§ **What you are asked to do**
Your answer should consist of every line from the records that holds the string "你是否有过科研相关的实习经历".

§ **Exercise input**
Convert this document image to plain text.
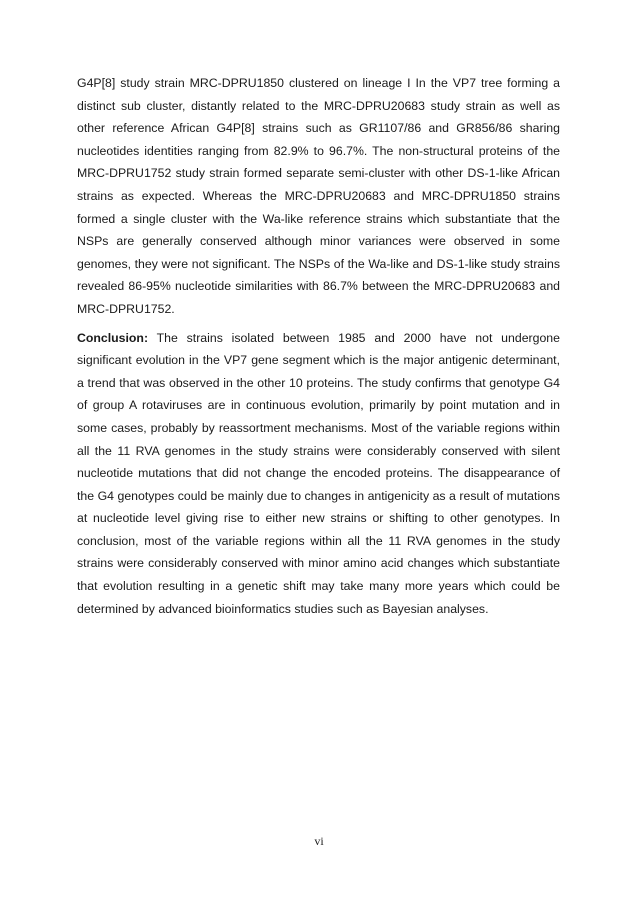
G4P[8] study strain MRC-DPRU1850 clustered on lineage I In the VP7 tree forming a distinct sub cluster, distantly related to the MRC-DPRU20683 study strain as well as other reference African G4P[8] strains such as GR1107/86 and GR856/86 sharing nucleotides identities ranging from 82.9% to 96.7%. The non-structural proteins of the MRC-DPRU1752 study strain formed separate semi-cluster with other DS-1-like African strains as expected. Whereas the MRC-DPRU20683 and MRC-DPRU1850 strains formed a single cluster with the Wa-like reference strains which substantiate that the NSPs are generally conserved although minor variances were observed in some genomes, they were not significant. The NSPs of the Wa-like and DS-1-like study strains revealed 86-95% nucleotide similarities with 86.7% between the MRC-DPRU20683 and MRC-DPRU1752.

Conclusion: The strains isolated between 1985 and 2000 have not undergone significant evolution in the VP7 gene segment which is the major antigenic determinant, a trend that was observed in the other 10 proteins. The study confirms that genotype G4 of group A rotaviruses are in continuous evolution, primarily by point mutation and in some cases, probably by reassortment mechanisms. Most of the variable regions within all the 11 RVA genomes in the study strains were considerably conserved with silent nucleotide mutations that did not change the encoded proteins. The disappearance of the G4 genotypes could be mainly due to changes in antigenicity as a result of mutations at nucleotide level giving rise to either new strains or shifting to other genotypes. In conclusion, most of the variable regions within all the 11 RVA genomes in the study strains were considerably conserved with minor amino acid changes which substantiate that evolution resulting in a genetic shift may take many more years which could be determined by advanced bioinformatics studies such as Bayesian analyses.

vi
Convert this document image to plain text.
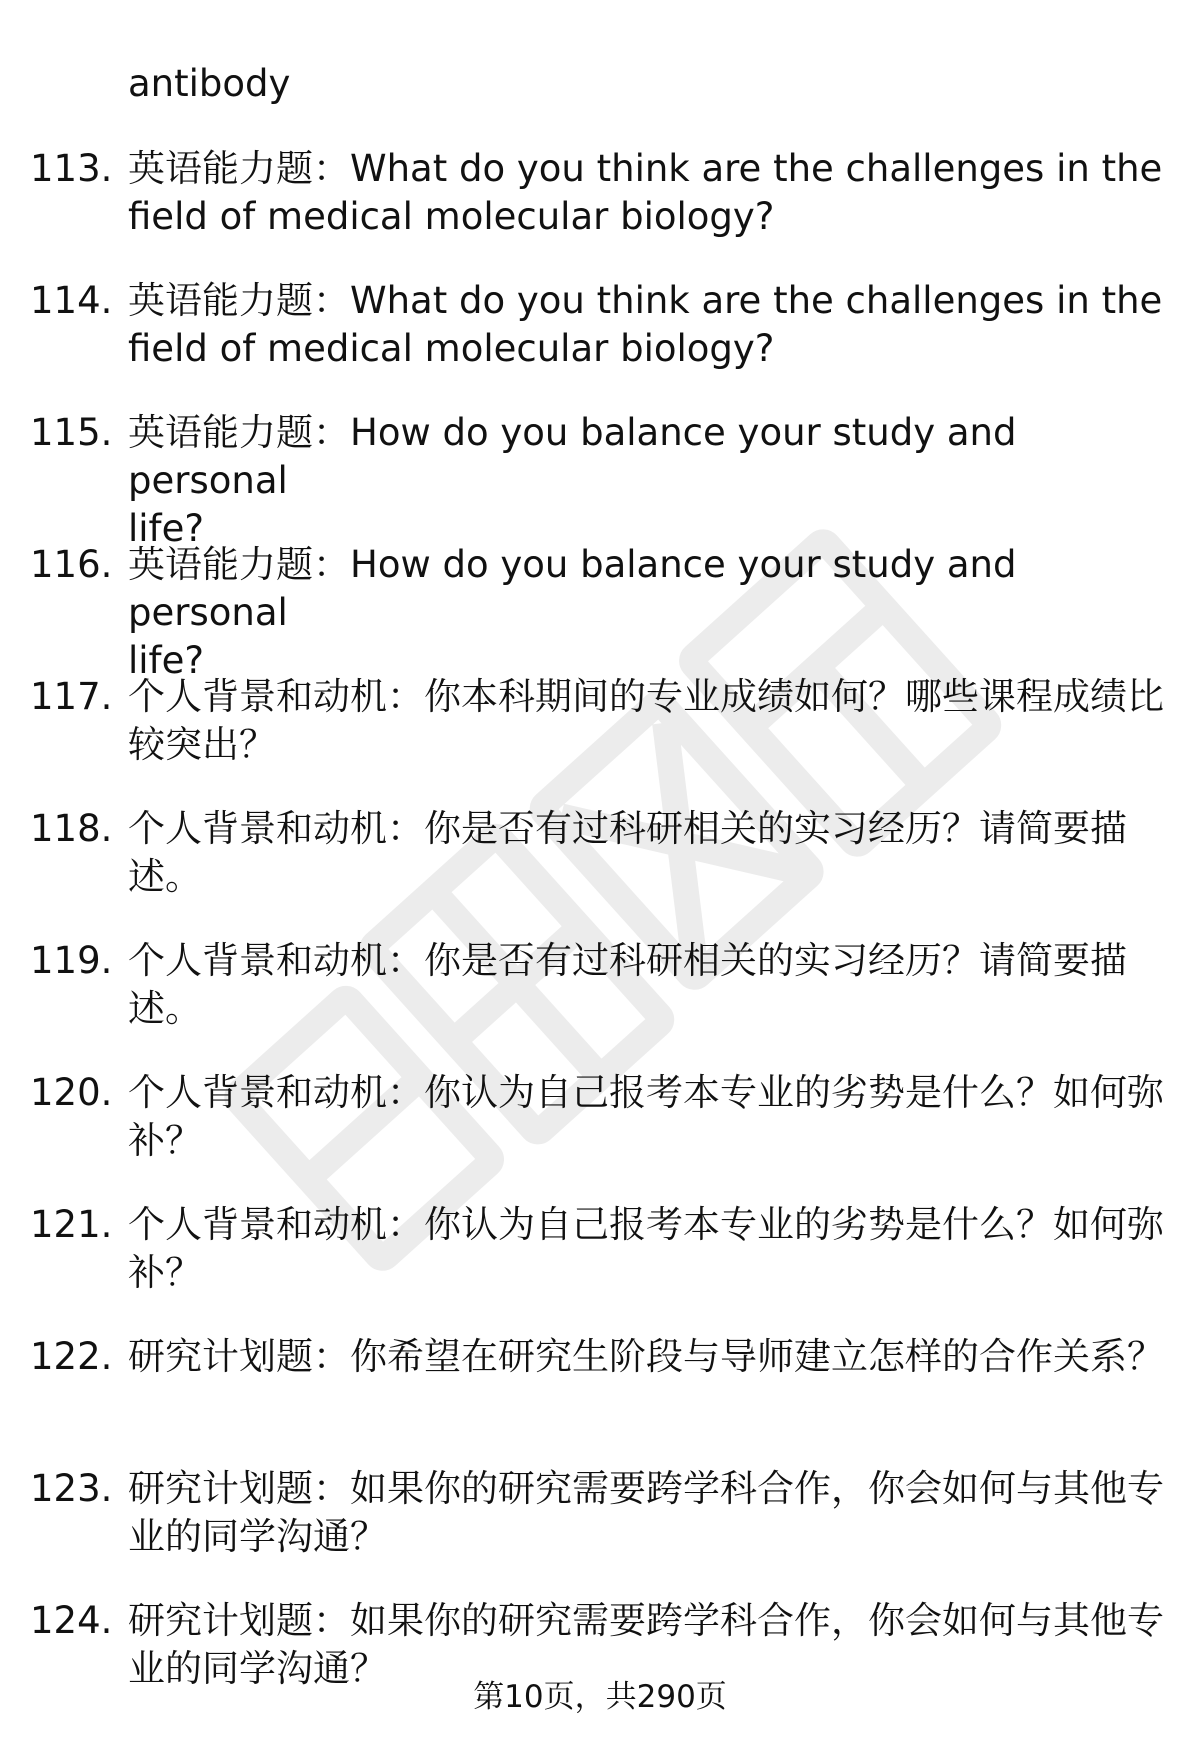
antibody
113. 英语能力题：What do you think are the challenges in the
field of medical molecular biology?
114. 英语能力题：What do you think are the challenges in the
field of medical molecular biology?
115. 英语能力题：How do you balance your study and personal
life?
116. 英语能力题：How do you balance your study and personal
life?
117. 个人背景和动机：你本科期间的专业成绩如何？哪些课程成绩比
较突出？
118. 个人背景和动机：你是否有过科研相关的实习经历？请简要描
述。
119. 个人背景和动机：你是否有过科研相关的实习经历？请简要描
述。
120. 个人背景和动机：你认为自己报考本专业的劣势是什么？如何弥
补？
121. 个人背景和动机：你认为自己报考本专业的劣势是什么？如何弥
补？
122. 研究计划题：你希望在研究生阶段与导师建立怎样的合作关系？
123. 研究计划题：如果你的研究需要跨学科合作，你会如何与其他专
业的同学沟通？
124. 研究计划题：如果你的研究需要跨学科合作，你会如何与其他专
业的同学沟通？
第10页，共290页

§ **Output below**
118. 个人背景和动机：你是否有过科研相关的实习经历？请简要描
119. 个人背景和动机：你是否有过科研相关的实习经历？请简要描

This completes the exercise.